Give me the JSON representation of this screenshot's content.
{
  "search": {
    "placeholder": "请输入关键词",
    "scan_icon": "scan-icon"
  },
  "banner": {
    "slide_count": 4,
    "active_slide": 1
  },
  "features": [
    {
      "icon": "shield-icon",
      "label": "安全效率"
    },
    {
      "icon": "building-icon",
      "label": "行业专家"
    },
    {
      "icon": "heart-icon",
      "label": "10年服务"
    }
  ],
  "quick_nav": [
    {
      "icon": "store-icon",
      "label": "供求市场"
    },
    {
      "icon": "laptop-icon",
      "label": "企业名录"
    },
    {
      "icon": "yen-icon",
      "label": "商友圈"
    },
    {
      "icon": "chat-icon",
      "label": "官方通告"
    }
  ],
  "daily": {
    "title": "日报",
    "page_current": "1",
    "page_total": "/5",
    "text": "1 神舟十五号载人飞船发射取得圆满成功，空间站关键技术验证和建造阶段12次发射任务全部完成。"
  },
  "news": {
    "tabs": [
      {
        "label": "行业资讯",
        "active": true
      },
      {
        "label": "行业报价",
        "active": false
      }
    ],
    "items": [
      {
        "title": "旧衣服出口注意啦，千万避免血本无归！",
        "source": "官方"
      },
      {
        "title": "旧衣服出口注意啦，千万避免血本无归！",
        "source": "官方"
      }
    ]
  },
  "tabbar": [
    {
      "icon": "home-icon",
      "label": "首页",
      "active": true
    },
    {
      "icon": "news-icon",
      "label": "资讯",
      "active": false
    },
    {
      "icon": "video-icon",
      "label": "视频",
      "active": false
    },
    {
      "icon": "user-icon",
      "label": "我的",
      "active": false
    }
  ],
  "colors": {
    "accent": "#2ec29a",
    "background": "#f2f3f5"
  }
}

--

Write out all of the records above exactly as they appear.

Give me the JSON representation of this screenshot's content.
{
  "search": {
    "placeholder": "请输入关键词",
    "scan_icon": "scan-icon"
  },
  "banner": {
    "slide_count": 4,
    "active_slide": 1
  },
  "features": [
    {
      "icon": "shield-icon",
      "label": "安全效率"
    },
    {
      "icon": "building-icon",
      "label": "行业专家"
    },
    {
      "icon": "heart-icon",
      "label": "10年服务"
    }
  ],
  "quick_nav": [
    {
      "icon": "store-icon",
      "label": "供求市场"
    },
    {
      "icon": "laptop-icon",
      "label": "企业名录"
    },
    {
      "icon": "yen-icon",
      "label": "商友圈"
    },
    {
      "icon": "chat-icon",
      "label": "官方通告"
    }
  ],
  "daily": {
    "title": "日报",
    "page_current": "1",
    "page_total": "/5",
    "text": "1 神舟十五号载人飞船发射取得圆满成功，空间站关键技术验证和建造阶段12次发射任务全部完成。"
  },
  "news": {
    "tabs": [
      {
        "label": "行业资讯",
        "active": true
      },
      {
        "label": "行业报价",
        "active": false
      }
    ],
    "items": [
      {
        "title": "旧衣服出口注意啦，千万避免血本无归！",
        "source": "官方"
      },
      {
        "title": "旧衣服出口注意啦，千万避免血本无归！",
        "source": "官方"
      }
    ]
  },
  "tabbar": [
    {
      "icon": "home-icon",
      "label": "首页",
      "active": true
    },
    {
      "icon": "news-icon",
      "label": "资讯",
      "active": false
    },
    {
      "icon": "video-icon",
      "label": "视频",
      "active": false
    },
    {
      "icon": "user-icon",
      "label": "我的",
      "active": false
    }
  ],
  "colors": {
    "accent": "#2ec29a",
    "background": "#f2f3f5"
  }
}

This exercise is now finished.